* _Required task_:
From the entries that follow, gather each line holding the word "Chair".

Saved data entries:
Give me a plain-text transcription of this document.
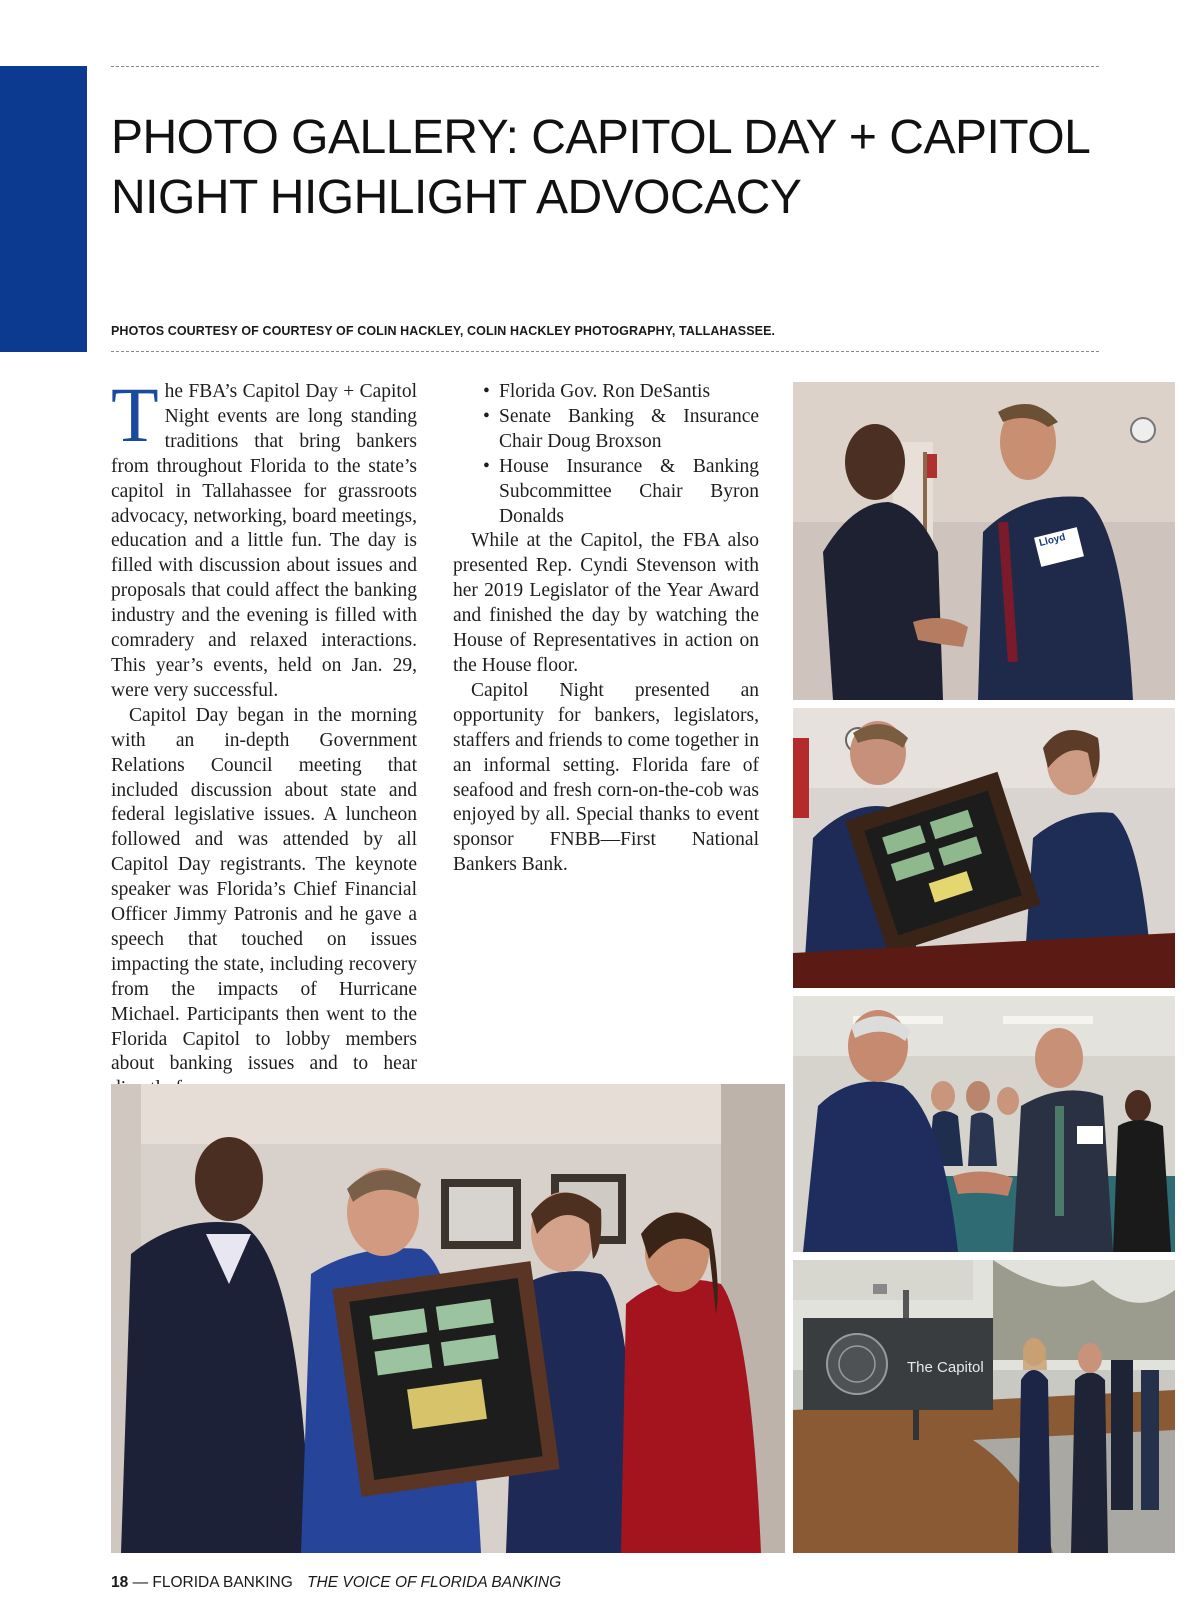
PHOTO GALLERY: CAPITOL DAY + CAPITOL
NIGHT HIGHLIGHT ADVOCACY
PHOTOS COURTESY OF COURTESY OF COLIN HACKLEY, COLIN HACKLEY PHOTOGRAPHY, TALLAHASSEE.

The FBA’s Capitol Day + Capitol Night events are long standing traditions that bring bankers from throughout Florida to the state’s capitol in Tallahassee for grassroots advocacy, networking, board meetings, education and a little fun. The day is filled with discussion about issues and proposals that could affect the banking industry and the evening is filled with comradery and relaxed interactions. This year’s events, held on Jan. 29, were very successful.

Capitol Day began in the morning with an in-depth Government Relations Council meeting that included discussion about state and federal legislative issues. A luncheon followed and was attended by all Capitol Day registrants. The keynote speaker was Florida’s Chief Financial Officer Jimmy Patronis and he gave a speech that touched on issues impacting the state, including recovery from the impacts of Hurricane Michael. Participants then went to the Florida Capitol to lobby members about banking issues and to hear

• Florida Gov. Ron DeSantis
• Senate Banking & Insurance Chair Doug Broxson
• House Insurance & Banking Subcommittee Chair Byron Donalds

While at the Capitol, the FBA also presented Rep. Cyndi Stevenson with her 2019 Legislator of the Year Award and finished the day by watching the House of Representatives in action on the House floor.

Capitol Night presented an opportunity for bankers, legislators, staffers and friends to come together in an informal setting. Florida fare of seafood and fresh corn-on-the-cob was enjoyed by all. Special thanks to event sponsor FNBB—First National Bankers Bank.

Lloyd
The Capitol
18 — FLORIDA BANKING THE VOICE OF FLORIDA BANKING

==

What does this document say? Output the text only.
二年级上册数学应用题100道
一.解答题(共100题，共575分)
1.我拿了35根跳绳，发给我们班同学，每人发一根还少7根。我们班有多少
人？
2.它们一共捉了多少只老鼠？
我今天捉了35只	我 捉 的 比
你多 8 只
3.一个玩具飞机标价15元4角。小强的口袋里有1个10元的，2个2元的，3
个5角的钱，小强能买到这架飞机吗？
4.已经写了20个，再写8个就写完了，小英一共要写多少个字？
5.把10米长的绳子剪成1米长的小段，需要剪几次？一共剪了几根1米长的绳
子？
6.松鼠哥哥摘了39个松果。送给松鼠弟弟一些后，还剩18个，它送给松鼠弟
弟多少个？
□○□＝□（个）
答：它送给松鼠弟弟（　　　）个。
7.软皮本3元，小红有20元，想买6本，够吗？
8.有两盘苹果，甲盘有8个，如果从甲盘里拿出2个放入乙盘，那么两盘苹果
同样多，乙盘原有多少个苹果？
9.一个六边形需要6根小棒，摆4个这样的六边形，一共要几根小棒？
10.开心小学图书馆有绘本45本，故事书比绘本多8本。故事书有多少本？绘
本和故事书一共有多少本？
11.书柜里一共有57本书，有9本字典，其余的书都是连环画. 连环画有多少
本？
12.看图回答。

* _Exercise response_:
• Senate Banking & Insurance Chair Doug Broxson
• House Insurance & Banking Subcommittee Chair Byron Donalds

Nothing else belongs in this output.